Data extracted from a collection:

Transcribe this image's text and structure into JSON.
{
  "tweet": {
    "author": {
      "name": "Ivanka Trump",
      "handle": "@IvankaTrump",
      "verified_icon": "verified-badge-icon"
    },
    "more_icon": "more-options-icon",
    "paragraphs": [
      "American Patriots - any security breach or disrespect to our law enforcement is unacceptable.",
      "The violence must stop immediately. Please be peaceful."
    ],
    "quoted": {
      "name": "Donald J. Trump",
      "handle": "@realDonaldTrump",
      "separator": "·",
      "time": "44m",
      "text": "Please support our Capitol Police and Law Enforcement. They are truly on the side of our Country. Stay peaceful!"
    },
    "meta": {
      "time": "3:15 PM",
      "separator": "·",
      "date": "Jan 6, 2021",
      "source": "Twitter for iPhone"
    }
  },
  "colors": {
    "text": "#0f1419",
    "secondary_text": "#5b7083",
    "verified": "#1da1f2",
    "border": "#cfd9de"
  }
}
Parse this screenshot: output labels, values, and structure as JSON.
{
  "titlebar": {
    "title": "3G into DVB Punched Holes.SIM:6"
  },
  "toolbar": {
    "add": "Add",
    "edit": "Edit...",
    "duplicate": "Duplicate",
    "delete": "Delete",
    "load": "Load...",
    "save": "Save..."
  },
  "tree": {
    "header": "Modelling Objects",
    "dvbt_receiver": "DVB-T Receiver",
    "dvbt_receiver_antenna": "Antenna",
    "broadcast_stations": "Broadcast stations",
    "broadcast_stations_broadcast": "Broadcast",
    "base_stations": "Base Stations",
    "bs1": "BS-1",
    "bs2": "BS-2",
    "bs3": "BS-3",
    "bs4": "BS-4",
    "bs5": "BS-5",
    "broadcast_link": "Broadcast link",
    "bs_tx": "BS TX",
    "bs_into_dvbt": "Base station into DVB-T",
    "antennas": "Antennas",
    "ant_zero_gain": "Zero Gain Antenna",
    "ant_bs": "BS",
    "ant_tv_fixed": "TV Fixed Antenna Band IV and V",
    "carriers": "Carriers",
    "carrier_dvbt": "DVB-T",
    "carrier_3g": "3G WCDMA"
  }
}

[What is expected]
Type out the material again exactly as presented.

[The solution]
Transcribe this image's text and structure into JSON.
{
  "tweet": {
    "author": {
      "name": "Ivanka Trump",
      "handle": "@IvankaTrump",
      "verified_icon": "verified-badge-icon"
    },
    "more_icon": "more-options-icon",
    "paragraphs": [
      "American Patriots - any security breach or disrespect to our law enforcement is unacceptable.",
      "The violence must stop immediately. Please be peaceful."
    ],
    "quoted": {
      "name": "Donald J. Trump",
      "handle": "@realDonaldTrump",
      "separator": "·",
      "time": "44m",
      "text": "Please support our Capitol Police and Law Enforcement. They are truly on the side of our Country. Stay peaceful!"
    },
    "meta": {
      "time": "3:15 PM",
      "separator": "·",
      "date": "Jan 6, 2021",
      "source": "Twitter for iPhone"
    }
  },
  "colors": {
    "text": "#0f1419",
    "secondary_text": "#5b7083",
    "verified": "#1da1f2",
    "border": "#cfd9de"
  }
}
Parse this screenshot: output labels, values, and structure as JSON.
{
  "titlebar": {
    "title": "3G into DVB Punched Holes.SIM:6"
  },
  "toolbar": {
    "add": "Add",
    "edit": "Edit...",
    "duplicate": "Duplicate",
    "delete": "Delete",
    "load": "Load...",
    "save": "Save..."
  },
  "tree": {
    "header": "Modelling Objects",
    "dvbt_receiver": "DVB-T Receiver",
    "dvbt_receiver_antenna": "Antenna",
    "broadcast_stations": "Broadcast stations",
    "broadcast_stations_broadcast": "Broadcast",
    "base_stations": "Base Stations",
    "bs1": "BS-1",
    "bs2": "BS-2",
    "bs3": "BS-3",
    "bs4": "BS-4",
    "bs5": "BS-5",
    "broadcast_link": "Broadcast link",
    "bs_tx": "BS TX",
    "bs_into_dvbt": "Base station into DVB-T",
    "antennas": "Antennas",
    "ant_zero_gain": "Zero Gain Antenna",
    "ant_bs": "BS",
    "ant_tv_fixed": "TV Fixed Antenna Band IV and V",
    "carriers": "Carriers",
    "carrier_dvbt": "DVB-T",
    "carrier_3g": "3G WCDMA"
  }
}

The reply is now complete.